**Job**
Without the pictures, set down every line of the data exactly.

**Exercise input**
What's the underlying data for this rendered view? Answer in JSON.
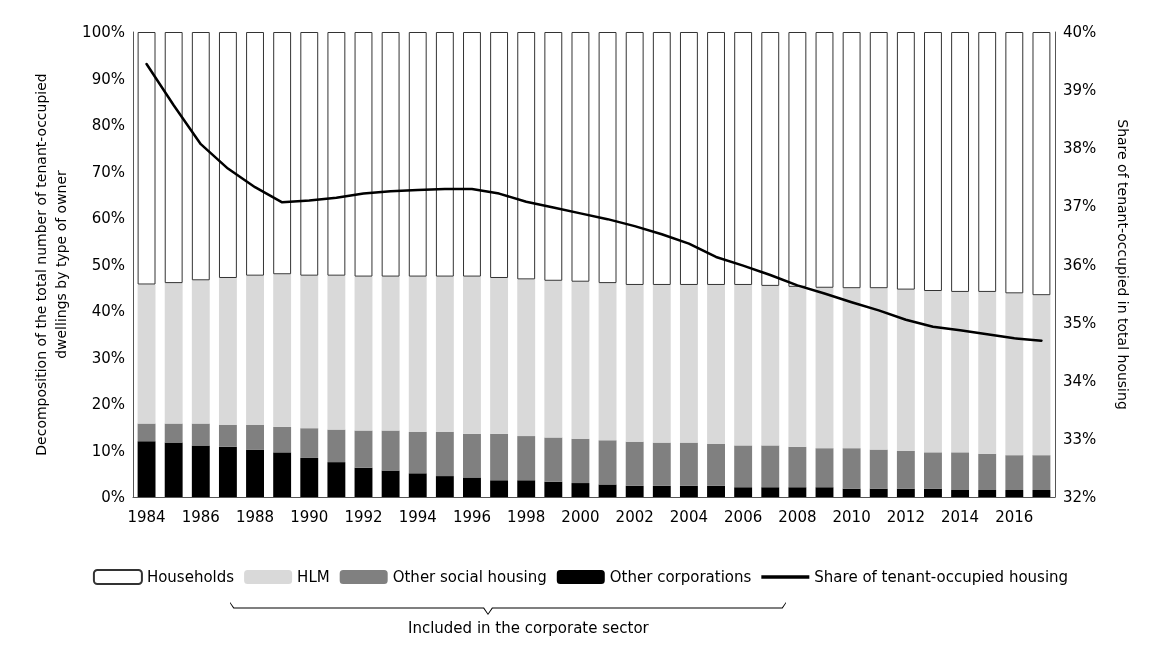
{
  "chart_data": {
    "type": "bar",
    "stacked": true,
    "categories": [
      "1984",
      null,
      "1986",
      null,
      "1988",
      null,
      "1990",
      null,
      "1992",
      null,
      "1994",
      null,
      "1996",
      null,
      "1998",
      null,
      "2000",
      null,
      "2002",
      null,
      "2004",
      null,
      "2006",
      null,
      "2008",
      null,
      "2010",
      null,
      "2012",
      null,
      "2014",
      null,
      "2016",
      null
    ],
    "series": [
      {
        "name": "Other corporations",
        "color": "#000000",
        "values": [
          12.0,
          11.7,
          11.1,
          10.8,
          10.2,
          9.6,
          8.4,
          7.5,
          6.3,
          5.7,
          5.1,
          4.5,
          4.2,
          3.6,
          3.6,
          3.3,
          3.0,
          2.7,
          2.4,
          2.4,
          2.4,
          2.4,
          2.1,
          2.1,
          2.1,
          2.1,
          1.8,
          1.8,
          1.8,
          1.8,
          1.5,
          1.5,
          1.5,
          1.5
        ]
      },
      {
        "name": "Other social housing",
        "color": "#808080",
        "values": [
          3.8,
          4.1,
          4.7,
          4.7,
          5.3,
          5.5,
          6.4,
          7.0,
          8.0,
          8.6,
          8.9,
          9.5,
          9.4,
          10.0,
          9.5,
          9.5,
          9.5,
          9.5,
          9.5,
          9.3,
          9.3,
          9.0,
          9.0,
          9.0,
          8.7,
          8.4,
          8.7,
          8.4,
          8.1,
          7.8,
          8.1,
          7.8,
          7.5,
          7.5
        ]
      },
      {
        "name": "HLM",
        "color": "#d9d9d9",
        "values": [
          29.9,
          30.2,
          30.8,
          31.6,
          32.1,
          32.8,
          32.8,
          33.1,
          33.1,
          33.1,
          33.4,
          33.4,
          33.8,
          33.5,
          33.7,
          33.7,
          33.8,
          33.8,
          33.7,
          33.9,
          33.9,
          34.2,
          34.5,
          34.3,
          34.4,
          34.5,
          34.4,
          34.7,
          34.7,
          34.7,
          34.5,
          34.8,
          34.8,
          34.4
        ]
      },
      {
        "name": "Households",
        "color": "#ffffff",
        "values": [
          54.3,
          54.0,
          53.4,
          52.9,
          52.4,
          52.1,
          52.4,
          52.4,
          52.6,
          52.6,
          52.6,
          52.6,
          52.6,
          52.9,
          53.2,
          53.5,
          53.7,
          54.0,
          54.4,
          54.4,
          54.4,
          54.4,
          54.4,
          54.6,
          54.8,
          55.0,
          55.1,
          55.1,
          55.4,
          55.7,
          55.9,
          55.9,
          56.2,
          56.6
        ]
      },
      {
        "name": "Share of tenant-occupied housing",
        "type": "line",
        "axis": "y2",
        "color": "#000000",
        "values": [
          39.45,
          38.74,
          38.07,
          37.65,
          37.33,
          37.07,
          37.1,
          37.15,
          37.22,
          37.26,
          37.28,
          37.3,
          37.3,
          37.22,
          37.08,
          36.98,
          36.88,
          36.78,
          36.66,
          36.52,
          36.36,
          36.13,
          35.98,
          35.82,
          35.64,
          35.5,
          35.35,
          35.21,
          35.05,
          34.93,
          34.87,
          34.8,
          34.73,
          34.69
        ]
      }
    ],
    "ylabel": "Decomposition of the total number of tenant-occupied dwellings by type of owner",
    "y2label": "Share of tenant-occupied in total housing",
    "ylim": [
      0,
      100
    ],
    "yticks": [
      {
        "value": 0,
        "label": "0%"
      },
      {
        "value": 10,
        "label": "10%"
      },
      {
        "value": 20,
        "label": "20%"
      },
      {
        "value": 30,
        "label": "30%"
      },
      {
        "value": 40,
        "label": "40%"
      },
      {
        "value": 50,
        "label": "50%"
      },
      {
        "value": 60,
        "label": "60%"
      },
      {
        "value": 70,
        "label": "70%"
      },
      {
        "value": 80,
        "label": "80%"
      },
      {
        "value": 90,
        "label": "90%"
      },
      {
        "value": 100,
        "label": "100%"
      }
    ],
    "y2lim": [
      32,
      40
    ],
    "y2ticks": [
      {
        "value": 32,
        "label": "32%"
      },
      {
        "value": 33,
        "label": "33%"
      },
      {
        "value": 34,
        "label": "34%"
      },
      {
        "value": 35,
        "label": "35%"
      },
      {
        "value": 36,
        "label": "36%"
      },
      {
        "value": 37,
        "label": "37%"
      },
      {
        "value": 38,
        "label": "38%"
      },
      {
        "value": 39,
        "label": "39%"
      },
      {
        "value": 40,
        "label": "40%"
      }
    ],
    "grid": false,
    "legend": "bottom",
    "marker": "none",
    "line_style": "solid",
    "annotations": [
      "Included in the corporate sector"
    ]
  }
}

**Expected output**
What's the underlying data for this rendered view? Answer in JSON.
{
  "chart_data": {
    "type": "bar",
    "stacked": true,
    "categories": [
      "1984",
      null,
      "1986",
      null,
      "1988",
      null,
      "1990",
      null,
      "1992",
      null,
      "1994",
      null,
      "1996",
      null,
      "1998",
      null,
      "2000",
      null,
      "2002",
      null,
      "2004",
      null,
      "2006",
      null,
      "2008",
      null,
      "2010",
      null,
      "2012",
      null,
      "2014",
      null,
      "2016",
      null
    ],
    "series": [
      {
        "name": "Other corporations",
        "color": "#000000",
        "values": [
          12.0,
          11.7,
          11.1,
          10.8,
          10.2,
          9.6,
          8.4,
          7.5,
          6.3,
          5.7,
          5.1,
          4.5,
          4.2,
          3.6,
          3.6,
          3.3,
          3.0,
          2.7,
          2.4,
          2.4,
          2.4,
          2.4,
          2.1,
          2.1,
          2.1,
          2.1,
          1.8,
          1.8,
          1.8,
          1.8,
          1.5,
          1.5,
          1.5,
          1.5
        ]
      },
      {
        "name": "Other social housing",
        "color": "#808080",
        "values": [
          3.8,
          4.1,
          4.7,
          4.7,
          5.3,
          5.5,
          6.4,
          7.0,
          8.0,
          8.6,
          8.9,
          9.5,
          9.4,
          10.0,
          9.5,
          9.5,
          9.5,
          9.5,
          9.5,
          9.3,
          9.3,
          9.0,
          9.0,
          9.0,
          8.7,
          8.4,
          8.7,
          8.4,
          8.1,
          7.8,
          8.1,
          7.8,
          7.5,
          7.5
        ]
      },
      {
        "name": "HLM",
        "color": "#d9d9d9",
        "values": [
          29.9,
          30.2,
          30.8,
          31.6,
          32.1,
          32.8,
          32.8,
          33.1,
          33.1,
          33.1,
          33.4,
          33.4,
          33.8,
          33.5,
          33.7,
          33.7,
          33.8,
          33.8,
          33.7,
          33.9,
          33.9,
          34.2,
          34.5,
          34.3,
          34.4,
          34.5,
          34.4,
          34.7,
          34.7,
          34.7,
          34.5,
          34.8,
          34.8,
          34.4
        ]
      },
      {
        "name": "Households",
        "color": "#ffffff",
        "values": [
          54.3,
          54.0,
          53.4,
          52.9,
          52.4,
          52.1,
          52.4,
          52.4,
          52.6,
          52.6,
          52.6,
          52.6,
          52.6,
          52.9,
          53.2,
          53.5,
          53.7,
          54.0,
          54.4,
          54.4,
          54.4,
          54.4,
          54.4,
          54.6,
          54.8,
          55.0,
          55.1,
          55.1,
          55.4,
          55.7,
          55.9,
          55.9,
          56.2,
          56.6
        ]
      },
      {
        "name": "Share of tenant-occupied housing",
        "type": "line",
        "axis": "y2",
        "color": "#000000",
        "values": [
          39.45,
          38.74,
          38.07,
          37.65,
          37.33,
          37.07,
          37.1,
          37.15,
          37.22,
          37.26,
          37.28,
          37.3,
          37.3,
          37.22,
          37.08,
          36.98,
          36.88,
          36.78,
          36.66,
          36.52,
          36.36,
          36.13,
          35.98,
          35.82,
          35.64,
          35.5,
          35.35,
          35.21,
          35.05,
          34.93,
          34.87,
          34.8,
          34.73,
          34.69
        ]
      }
    ],
    "ylabel": "Decomposition of the total number of tenant-occupied dwellings by type of owner",
    "y2label": "Share of tenant-occupied in total housing",
    "ylim": [
      0,
      100
    ],
    "yticks": [
      {
        "value": 0,
        "label": "0%"
      },
      {
        "value": 10,
        "label": "10%"
      },
      {
        "value": 20,
        "label": "20%"
      },
      {
        "value": 30,
        "label": "30%"
      },
      {
        "value": 40,
        "label": "40%"
      },
      {
        "value": 50,
        "label": "50%"
      },
      {
        "value": 60,
        "label": "60%"
      },
      {
        "value": 70,
        "label": "70%"
      },
      {
        "value": 80,
        "label": "80%"
      },
      {
        "value": 90,
        "label": "90%"
      },
      {
        "value": 100,
        "label": "100%"
      }
    ],
    "y2lim": [
      32,
      40
    ],
    "y2ticks": [
      {
        "value": 32,
        "label": "32%"
      },
      {
        "value": 33,
        "label": "33%"
      },
      {
        "value": 34,
        "label": "34%"
      },
      {
        "value": 35,
        "label": "35%"
      },
      {
        "value": 36,
        "label": "36%"
      },
      {
        "value": 37,
        "label": "37%"
      },
      {
        "value": 38,
        "label": "38%"
      },
      {
        "value": 39,
        "label": "39%"
      },
      {
        "value": 40,
        "label": "40%"
      }
    ],
    "grid": false,
    "legend": "bottom",
    "marker": "none",
    "line_style": "solid",
    "annotations": [
      "Included in the corporate sector"
    ]
  }
}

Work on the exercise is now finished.